Your task:
Using the listing below, select the lines with the word "организациям" and copy them.

(Extracted data entries)
--- start ---

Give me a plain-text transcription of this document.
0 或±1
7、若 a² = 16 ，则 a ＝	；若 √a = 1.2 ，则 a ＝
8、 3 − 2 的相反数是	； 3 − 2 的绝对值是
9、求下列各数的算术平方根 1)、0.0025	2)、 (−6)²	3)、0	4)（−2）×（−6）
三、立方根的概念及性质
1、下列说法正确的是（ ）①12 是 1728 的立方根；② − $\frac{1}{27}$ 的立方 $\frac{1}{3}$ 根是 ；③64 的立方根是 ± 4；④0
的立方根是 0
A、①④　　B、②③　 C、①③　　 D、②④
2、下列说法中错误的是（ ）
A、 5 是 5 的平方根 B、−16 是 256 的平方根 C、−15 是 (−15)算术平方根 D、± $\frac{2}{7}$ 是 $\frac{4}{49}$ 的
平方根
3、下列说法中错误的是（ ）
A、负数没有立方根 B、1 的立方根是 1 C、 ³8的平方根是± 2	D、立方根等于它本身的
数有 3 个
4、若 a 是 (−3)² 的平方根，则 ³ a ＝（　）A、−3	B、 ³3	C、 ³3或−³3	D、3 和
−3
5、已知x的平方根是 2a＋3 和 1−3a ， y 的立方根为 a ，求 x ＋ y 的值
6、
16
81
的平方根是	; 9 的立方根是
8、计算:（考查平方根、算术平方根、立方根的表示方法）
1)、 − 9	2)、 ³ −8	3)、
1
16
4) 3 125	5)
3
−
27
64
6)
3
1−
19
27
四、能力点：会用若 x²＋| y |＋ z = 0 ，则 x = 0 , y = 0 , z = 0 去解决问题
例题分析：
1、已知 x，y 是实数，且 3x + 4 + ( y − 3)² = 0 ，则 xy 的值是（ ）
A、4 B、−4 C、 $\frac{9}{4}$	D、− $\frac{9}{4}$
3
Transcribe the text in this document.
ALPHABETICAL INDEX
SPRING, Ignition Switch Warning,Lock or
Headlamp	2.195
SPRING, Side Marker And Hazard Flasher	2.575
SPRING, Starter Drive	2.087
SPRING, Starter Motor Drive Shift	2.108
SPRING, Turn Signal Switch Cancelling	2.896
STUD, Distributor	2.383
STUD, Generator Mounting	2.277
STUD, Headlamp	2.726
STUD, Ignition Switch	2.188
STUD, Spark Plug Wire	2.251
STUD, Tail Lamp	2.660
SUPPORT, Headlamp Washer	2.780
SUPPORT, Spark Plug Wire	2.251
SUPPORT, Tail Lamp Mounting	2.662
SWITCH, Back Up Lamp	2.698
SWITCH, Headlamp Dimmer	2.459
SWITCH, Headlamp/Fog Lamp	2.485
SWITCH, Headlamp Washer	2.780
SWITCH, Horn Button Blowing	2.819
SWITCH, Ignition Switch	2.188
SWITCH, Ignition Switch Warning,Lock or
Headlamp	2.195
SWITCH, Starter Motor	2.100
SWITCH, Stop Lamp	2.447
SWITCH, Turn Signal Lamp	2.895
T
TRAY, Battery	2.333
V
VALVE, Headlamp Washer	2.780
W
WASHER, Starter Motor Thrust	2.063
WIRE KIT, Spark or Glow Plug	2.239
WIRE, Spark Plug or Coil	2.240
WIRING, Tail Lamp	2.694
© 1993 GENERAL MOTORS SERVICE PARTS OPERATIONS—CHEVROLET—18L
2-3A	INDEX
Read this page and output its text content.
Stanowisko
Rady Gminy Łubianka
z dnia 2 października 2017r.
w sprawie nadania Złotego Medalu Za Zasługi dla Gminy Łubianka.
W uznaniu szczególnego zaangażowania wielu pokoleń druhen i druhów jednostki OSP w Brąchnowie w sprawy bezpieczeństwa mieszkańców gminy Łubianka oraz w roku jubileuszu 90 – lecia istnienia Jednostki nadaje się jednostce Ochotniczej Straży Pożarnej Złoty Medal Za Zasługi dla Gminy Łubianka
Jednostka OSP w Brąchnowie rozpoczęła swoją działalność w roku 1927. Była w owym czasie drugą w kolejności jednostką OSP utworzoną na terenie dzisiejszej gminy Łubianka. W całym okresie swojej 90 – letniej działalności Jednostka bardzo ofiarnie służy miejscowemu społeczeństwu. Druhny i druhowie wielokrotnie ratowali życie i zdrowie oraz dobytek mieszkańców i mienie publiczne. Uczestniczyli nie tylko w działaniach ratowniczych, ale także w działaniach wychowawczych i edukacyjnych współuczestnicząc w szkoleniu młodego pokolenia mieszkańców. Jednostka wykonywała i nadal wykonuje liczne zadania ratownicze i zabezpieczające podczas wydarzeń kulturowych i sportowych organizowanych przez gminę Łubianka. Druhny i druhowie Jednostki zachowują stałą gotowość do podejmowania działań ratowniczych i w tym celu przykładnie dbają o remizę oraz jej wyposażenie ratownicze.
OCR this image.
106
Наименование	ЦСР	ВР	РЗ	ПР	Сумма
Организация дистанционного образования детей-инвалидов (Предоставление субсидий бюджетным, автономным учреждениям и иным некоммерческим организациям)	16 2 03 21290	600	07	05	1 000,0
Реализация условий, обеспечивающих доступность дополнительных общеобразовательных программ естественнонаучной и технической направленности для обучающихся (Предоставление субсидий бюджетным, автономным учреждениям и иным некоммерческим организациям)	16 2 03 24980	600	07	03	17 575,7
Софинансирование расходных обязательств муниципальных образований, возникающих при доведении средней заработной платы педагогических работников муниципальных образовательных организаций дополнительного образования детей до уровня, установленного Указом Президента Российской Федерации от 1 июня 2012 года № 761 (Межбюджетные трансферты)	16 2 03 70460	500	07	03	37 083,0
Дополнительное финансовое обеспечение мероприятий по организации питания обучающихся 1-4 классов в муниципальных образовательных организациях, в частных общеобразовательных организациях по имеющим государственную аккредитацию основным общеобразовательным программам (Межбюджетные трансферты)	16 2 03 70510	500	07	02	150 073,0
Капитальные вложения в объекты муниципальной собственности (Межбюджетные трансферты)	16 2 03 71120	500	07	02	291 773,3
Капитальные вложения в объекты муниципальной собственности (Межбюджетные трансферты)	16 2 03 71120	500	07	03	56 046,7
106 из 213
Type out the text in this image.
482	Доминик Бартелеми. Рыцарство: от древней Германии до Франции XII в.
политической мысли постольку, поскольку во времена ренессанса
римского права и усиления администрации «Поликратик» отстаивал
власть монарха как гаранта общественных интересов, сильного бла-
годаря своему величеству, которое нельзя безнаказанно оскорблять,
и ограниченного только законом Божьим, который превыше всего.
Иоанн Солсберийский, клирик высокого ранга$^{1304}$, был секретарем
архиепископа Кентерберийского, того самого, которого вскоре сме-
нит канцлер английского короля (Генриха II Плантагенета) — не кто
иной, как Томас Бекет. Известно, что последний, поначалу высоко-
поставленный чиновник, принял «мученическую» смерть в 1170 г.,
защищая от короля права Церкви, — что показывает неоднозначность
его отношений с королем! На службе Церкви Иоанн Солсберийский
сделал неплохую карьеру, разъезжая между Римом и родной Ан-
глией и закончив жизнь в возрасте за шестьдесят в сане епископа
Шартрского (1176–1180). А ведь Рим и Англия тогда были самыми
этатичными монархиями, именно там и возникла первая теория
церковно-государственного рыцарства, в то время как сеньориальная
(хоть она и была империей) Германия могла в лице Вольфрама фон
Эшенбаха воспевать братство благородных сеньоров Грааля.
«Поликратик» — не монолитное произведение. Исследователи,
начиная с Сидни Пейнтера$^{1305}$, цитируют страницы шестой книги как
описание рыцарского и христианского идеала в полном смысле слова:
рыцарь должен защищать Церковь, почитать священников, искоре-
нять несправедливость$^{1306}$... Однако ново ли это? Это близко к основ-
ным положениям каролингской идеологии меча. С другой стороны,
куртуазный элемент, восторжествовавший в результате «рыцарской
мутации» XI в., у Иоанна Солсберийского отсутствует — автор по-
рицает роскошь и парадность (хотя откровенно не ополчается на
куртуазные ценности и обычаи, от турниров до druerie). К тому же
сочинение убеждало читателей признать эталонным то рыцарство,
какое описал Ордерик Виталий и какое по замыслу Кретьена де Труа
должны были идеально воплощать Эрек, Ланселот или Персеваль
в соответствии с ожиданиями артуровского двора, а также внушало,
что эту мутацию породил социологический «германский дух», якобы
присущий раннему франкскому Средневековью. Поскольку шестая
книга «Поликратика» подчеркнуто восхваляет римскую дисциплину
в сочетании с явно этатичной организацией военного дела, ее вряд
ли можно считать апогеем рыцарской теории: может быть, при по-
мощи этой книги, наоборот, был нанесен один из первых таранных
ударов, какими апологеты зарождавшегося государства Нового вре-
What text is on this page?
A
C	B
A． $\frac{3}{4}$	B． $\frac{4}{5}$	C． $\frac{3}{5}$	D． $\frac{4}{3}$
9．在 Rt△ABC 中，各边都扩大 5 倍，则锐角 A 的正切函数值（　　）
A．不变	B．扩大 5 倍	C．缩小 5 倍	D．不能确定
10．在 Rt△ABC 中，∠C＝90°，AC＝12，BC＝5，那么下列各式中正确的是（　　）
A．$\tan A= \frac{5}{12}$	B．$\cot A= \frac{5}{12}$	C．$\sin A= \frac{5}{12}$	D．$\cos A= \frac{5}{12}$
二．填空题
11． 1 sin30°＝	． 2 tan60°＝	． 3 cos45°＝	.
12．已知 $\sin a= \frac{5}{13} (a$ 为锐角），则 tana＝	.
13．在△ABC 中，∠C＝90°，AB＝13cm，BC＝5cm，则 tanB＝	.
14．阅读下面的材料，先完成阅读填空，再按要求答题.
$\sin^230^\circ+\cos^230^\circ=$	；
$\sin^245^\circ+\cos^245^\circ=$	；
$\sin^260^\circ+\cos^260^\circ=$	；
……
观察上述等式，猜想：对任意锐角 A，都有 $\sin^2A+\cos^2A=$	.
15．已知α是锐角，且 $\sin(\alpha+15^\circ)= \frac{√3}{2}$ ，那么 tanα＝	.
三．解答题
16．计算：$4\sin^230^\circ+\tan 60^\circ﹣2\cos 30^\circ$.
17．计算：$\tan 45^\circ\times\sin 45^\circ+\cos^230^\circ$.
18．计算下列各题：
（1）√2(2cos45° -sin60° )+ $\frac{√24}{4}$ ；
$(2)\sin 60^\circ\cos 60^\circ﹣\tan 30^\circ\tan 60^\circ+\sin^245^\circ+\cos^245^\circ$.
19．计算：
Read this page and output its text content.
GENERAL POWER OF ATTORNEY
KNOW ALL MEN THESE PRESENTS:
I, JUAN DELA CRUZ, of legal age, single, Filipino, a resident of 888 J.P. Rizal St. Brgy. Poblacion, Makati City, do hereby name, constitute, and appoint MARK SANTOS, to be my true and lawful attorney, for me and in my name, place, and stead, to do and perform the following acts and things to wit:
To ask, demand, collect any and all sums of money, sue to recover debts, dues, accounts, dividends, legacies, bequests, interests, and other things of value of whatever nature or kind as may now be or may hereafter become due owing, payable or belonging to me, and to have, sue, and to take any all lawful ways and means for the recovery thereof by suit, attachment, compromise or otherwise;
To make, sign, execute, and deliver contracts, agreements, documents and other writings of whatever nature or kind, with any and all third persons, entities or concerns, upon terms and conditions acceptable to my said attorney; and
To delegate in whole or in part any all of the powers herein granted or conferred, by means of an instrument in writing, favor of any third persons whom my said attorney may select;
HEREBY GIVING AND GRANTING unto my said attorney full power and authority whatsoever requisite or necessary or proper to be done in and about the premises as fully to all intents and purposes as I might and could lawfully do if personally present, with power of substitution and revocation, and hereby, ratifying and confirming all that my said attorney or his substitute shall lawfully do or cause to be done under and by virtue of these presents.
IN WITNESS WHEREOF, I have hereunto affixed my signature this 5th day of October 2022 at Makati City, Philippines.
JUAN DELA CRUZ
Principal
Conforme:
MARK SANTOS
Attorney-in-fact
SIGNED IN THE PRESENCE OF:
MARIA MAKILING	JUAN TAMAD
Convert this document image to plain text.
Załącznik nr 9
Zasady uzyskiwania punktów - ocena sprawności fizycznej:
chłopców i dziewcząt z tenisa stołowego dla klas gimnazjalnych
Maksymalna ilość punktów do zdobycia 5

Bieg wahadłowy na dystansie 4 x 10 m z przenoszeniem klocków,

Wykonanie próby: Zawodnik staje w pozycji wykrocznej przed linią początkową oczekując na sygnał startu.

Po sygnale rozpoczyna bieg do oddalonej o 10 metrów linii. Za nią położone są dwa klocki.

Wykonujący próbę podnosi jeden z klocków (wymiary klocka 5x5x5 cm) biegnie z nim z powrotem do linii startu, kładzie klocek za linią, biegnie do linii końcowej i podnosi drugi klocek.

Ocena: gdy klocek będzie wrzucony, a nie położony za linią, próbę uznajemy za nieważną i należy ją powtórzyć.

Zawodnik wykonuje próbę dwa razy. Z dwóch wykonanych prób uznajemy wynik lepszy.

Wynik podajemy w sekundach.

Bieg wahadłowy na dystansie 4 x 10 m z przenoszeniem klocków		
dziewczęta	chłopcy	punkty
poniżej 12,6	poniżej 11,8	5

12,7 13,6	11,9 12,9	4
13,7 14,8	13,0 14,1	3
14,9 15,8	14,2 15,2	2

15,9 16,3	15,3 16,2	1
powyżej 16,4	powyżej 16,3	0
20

--- end ---

Output for this task:
Организация дистанционного образования детей-инвалидов (Предоставление субсидий бюджетным, автономным учреждениям и иным некоммерческим организациям)	16 2 03 21290	600	07	05	1 000,0
Реализация условий, обеспечивающих доступность дополнительных общеобразовательных программ естественнонаучной и технической направленности для обучающихся (Предоставление субсидий бюджетным, автономным учреждениям и иным некоммерческим организациям)	16 2 03 24980	600	07	03	17 575,7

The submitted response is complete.